> _What needs to be done_: For each line of the data below that holds "name", copy the line.

> _Records supplied_:
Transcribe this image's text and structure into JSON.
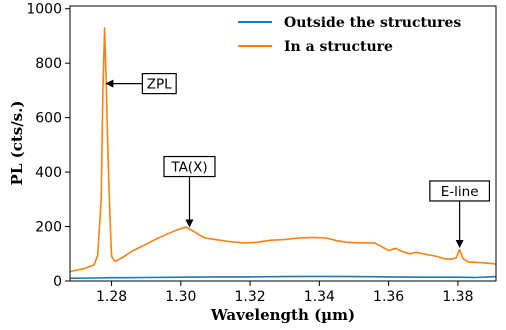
{
  "chart_data": {
    "type": "line",
    "xlabel": "Wavelength (µm)",
    "ylabel": "PL (cts/s.)",
    "xlim": [
      1.268,
      1.391
    ],
    "ylim": [
      0,
      1010
    ],
    "x_ticks": [
      1.28,
      1.3,
      1.32,
      1.34,
      1.36,
      1.38
    ],
    "x_tick_labels": [
      "1.28",
      "1.30",
      "1.32",
      "1.34",
      "1.36",
      "1.38"
    ],
    "y_ticks": [
      0,
      200,
      400,
      600,
      800,
      1000
    ],
    "y_tick_labels": [
      "0",
      "200",
      "400",
      "600",
      "800",
      "1000"
    ],
    "grid": false,
    "legend_position": "top-right",
    "series": [
      {
        "name": "Outside the structures",
        "color": "#1f77b4",
        "x": [
          1.268,
          1.275,
          1.28,
          1.285,
          1.29,
          1.3,
          1.31,
          1.32,
          1.33,
          1.34,
          1.35,
          1.36,
          1.37,
          1.38,
          1.385,
          1.391
        ],
        "y": [
          10,
          11,
          12,
          12,
          13,
          14,
          15,
          15,
          16,
          17,
          16,
          15,
          14,
          14,
          13,
          16
        ]
      },
      {
        "name": "In a structure",
        "color": "#ff7f0e",
        "x": [
          1.268,
          1.272,
          1.275,
          1.276,
          1.277,
          1.2775,
          1.278,
          1.2785,
          1.279,
          1.2795,
          1.28,
          1.281,
          1.283,
          1.286,
          1.29,
          1.293,
          1.296,
          1.299,
          1.3015,
          1.303,
          1.305,
          1.307,
          1.31,
          1.314,
          1.318,
          1.322,
          1.326,
          1.33,
          1.334,
          1.338,
          1.342,
          1.345,
          1.348,
          1.352,
          1.356,
          1.36,
          1.362,
          1.364,
          1.366,
          1.368,
          1.37,
          1.372,
          1.374,
          1.376,
          1.378,
          1.3795,
          1.3805,
          1.3815,
          1.383,
          1.386,
          1.389,
          1.391
        ],
        "y": [
          35,
          45,
          60,
          95,
          300,
          700,
          930,
          700,
          450,
          250,
          90,
          72,
          85,
          110,
          135,
          155,
          172,
          188,
          198,
          188,
          172,
          158,
          152,
          145,
          140,
          142,
          150,
          152,
          158,
          160,
          158,
          148,
          142,
          140,
          140,
          112,
          120,
          108,
          100,
          105,
          100,
          95,
          90,
          82,
          80,
          85,
          115,
          82,
          70,
          68,
          65,
          62
        ]
      }
    ],
    "annotations": [
      {
        "text": "ZPL",
        "x": 1.2785,
        "y": 725
      },
      {
        "text": "TA(X)",
        "x": 1.3025,
        "y": 200
      },
      {
        "text": "E-line",
        "x": 1.3805,
        "y": 125
      }
    ]
  }
}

> _Response for this exercise_:
        "name": "Outside the structures",
        "name": "In a structure",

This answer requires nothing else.